== TASK DIRECTIONS ==
Each entry has to be copied exactly, with nothing missed.

(Records about charts and figures)
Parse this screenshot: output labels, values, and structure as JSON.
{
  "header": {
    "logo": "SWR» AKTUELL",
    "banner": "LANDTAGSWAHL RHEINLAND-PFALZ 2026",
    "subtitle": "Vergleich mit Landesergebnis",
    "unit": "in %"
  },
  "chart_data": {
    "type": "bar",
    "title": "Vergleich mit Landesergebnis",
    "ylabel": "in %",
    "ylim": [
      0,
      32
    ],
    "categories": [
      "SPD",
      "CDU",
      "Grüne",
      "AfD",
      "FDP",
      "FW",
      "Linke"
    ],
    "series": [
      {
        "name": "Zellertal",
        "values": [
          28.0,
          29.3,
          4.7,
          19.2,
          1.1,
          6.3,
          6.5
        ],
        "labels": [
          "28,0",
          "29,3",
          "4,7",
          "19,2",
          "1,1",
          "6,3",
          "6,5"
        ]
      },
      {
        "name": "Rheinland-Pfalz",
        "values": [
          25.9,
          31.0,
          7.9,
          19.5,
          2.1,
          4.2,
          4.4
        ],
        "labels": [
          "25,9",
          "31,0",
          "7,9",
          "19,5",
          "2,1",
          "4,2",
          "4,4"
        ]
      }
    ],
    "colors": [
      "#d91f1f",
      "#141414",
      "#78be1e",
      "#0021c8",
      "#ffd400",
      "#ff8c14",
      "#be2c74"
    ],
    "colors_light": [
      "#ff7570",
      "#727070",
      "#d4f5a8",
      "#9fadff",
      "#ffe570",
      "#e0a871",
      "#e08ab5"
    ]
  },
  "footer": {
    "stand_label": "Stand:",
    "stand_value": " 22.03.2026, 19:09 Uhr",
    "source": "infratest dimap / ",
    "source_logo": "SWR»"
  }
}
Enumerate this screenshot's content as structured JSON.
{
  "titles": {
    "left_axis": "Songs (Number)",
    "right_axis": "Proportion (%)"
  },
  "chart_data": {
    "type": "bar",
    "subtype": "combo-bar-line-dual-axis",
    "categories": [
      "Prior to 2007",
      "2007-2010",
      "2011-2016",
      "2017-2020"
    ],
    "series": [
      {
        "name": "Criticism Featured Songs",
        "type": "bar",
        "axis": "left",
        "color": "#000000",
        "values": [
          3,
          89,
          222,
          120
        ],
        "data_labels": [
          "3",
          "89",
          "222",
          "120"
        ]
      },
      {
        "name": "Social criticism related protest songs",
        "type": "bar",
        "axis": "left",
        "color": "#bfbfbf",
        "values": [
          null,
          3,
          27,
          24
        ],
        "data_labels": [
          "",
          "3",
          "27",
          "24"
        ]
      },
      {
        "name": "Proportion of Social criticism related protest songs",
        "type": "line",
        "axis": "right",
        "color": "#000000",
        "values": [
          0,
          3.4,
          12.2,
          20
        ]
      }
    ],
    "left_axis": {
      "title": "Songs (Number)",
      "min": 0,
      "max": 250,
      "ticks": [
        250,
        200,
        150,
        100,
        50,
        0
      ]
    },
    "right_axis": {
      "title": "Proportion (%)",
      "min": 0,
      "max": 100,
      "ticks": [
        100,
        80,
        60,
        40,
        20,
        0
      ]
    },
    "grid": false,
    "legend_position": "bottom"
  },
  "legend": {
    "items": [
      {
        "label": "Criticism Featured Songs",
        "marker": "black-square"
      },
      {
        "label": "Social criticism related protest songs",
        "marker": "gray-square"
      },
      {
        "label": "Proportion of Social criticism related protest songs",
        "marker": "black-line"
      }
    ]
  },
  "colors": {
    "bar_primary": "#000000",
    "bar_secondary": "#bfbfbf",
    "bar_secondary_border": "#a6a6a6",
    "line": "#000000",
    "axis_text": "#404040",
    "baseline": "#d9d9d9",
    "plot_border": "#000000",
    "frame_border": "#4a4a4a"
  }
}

== OUTPUT FOR THIS TASK ==
Parse this screenshot: output labels, values, and structure as JSON.
{
  "header": {
    "logo": "SWR» AKTUELL",
    "banner": "LANDTAGSWAHL RHEINLAND-PFALZ 2026",
    "subtitle": "Vergleich mit Landesergebnis",
    "unit": "in %"
  },
  "chart_data": {
    "type": "bar",
    "title": "Vergleich mit Landesergebnis",
    "ylabel": "in %",
    "ylim": [
      0,
      32
    ],
    "categories": [
      "SPD",
      "CDU",
      "Grüne",
      "AfD",
      "FDP",
      "FW",
      "Linke"
    ],
    "series": [
      {
        "name": "Zellertal",
        "values": [
          28.0,
          29.3,
          4.7,
          19.2,
          1.1,
          6.3,
          6.5
        ],
        "labels": [
          "28,0",
          "29,3",
          "4,7",
          "19,2",
          "1,1",
          "6,3",
          "6,5"
        ]
      },
      {
        "name": "Rheinland-Pfalz",
        "values": [
          25.9,
          31.0,
          7.9,
          19.5,
          2.1,
          4.2,
          4.4
        ],
        "labels": [
          "25,9",
          "31,0",
          "7,9",
          "19,5",
          "2,1",
          "4,2",
          "4,4"
        ]
      }
    ],
    "colors": [
      "#d91f1f",
      "#141414",
      "#78be1e",
      "#0021c8",
      "#ffd400",
      "#ff8c14",
      "#be2c74"
    ],
    "colors_light": [
      "#ff7570",
      "#727070",
      "#d4f5a8",
      "#9fadff",
      "#ffe570",
      "#e0a871",
      "#e08ab5"
    ]
  },
  "footer": {
    "stand_label": "Stand:",
    "stand_value": " 22.03.2026, 19:09 Uhr",
    "source": "infratest dimap / ",
    "source_logo": "SWR»"
  }
}
Enumerate this screenshot's content as structured JSON.
{
  "titles": {
    "left_axis": "Songs (Number)",
    "right_axis": "Proportion (%)"
  },
  "chart_data": {
    "type": "bar",
    "subtype": "combo-bar-line-dual-axis",
    "categories": [
      "Prior to 2007",
      "2007-2010",
      "2011-2016",
      "2017-2020"
    ],
    "series": [
      {
        "name": "Criticism Featured Songs",
        "type": "bar",
        "axis": "left",
        "color": "#000000",
        "values": [
          3,
          89,
          222,
          120
        ],
        "data_labels": [
          "3",
          "89",
          "222",
          "120"
        ]
      },
      {
        "name": "Social criticism related protest songs",
        "type": "bar",
        "axis": "left",
        "color": "#bfbfbf",
        "values": [
          null,
          3,
          27,
          24
        ],
        "data_labels": [
          "",
          "3",
          "27",
          "24"
        ]
      },
      {
        "name": "Proportion of Social criticism related protest songs",
        "type": "line",
        "axis": "right",
        "color": "#000000",
        "values": [
          0,
          3.4,
          12.2,
          20
        ]
      }
    ],
    "left_axis": {
      "title": "Songs (Number)",
      "min": 0,
      "max": 250,
      "ticks": [
        250,
        200,
        150,
        100,
        50,
        0
      ]
    },
    "right_axis": {
      "title": "Proportion (%)",
      "min": 0,
      "max": 100,
      "ticks": [
        100,
        80,
        60,
        40,
        20,
        0
      ]
    },
    "grid": false,
    "legend_position": "bottom"
  },
  "legend": {
    "items": [
      {
        "label": "Criticism Featured Songs",
        "marker": "black-square"
      },
      {
        "label": "Social criticism related protest songs",
        "marker": "gray-square"
      },
      {
        "label": "Proportion of Social criticism related protest songs",
        "marker": "black-line"
      }
    ]
  },
  "colors": {
    "bar_primary": "#000000",
    "bar_secondary": "#bfbfbf",
    "bar_secondary_border": "#a6a6a6",
    "line": "#000000",
    "axis_text": "#404040",
    "baseline": "#d9d9d9",
    "plot_border": "#000000",
    "frame_border": "#4a4a4a"
  }
}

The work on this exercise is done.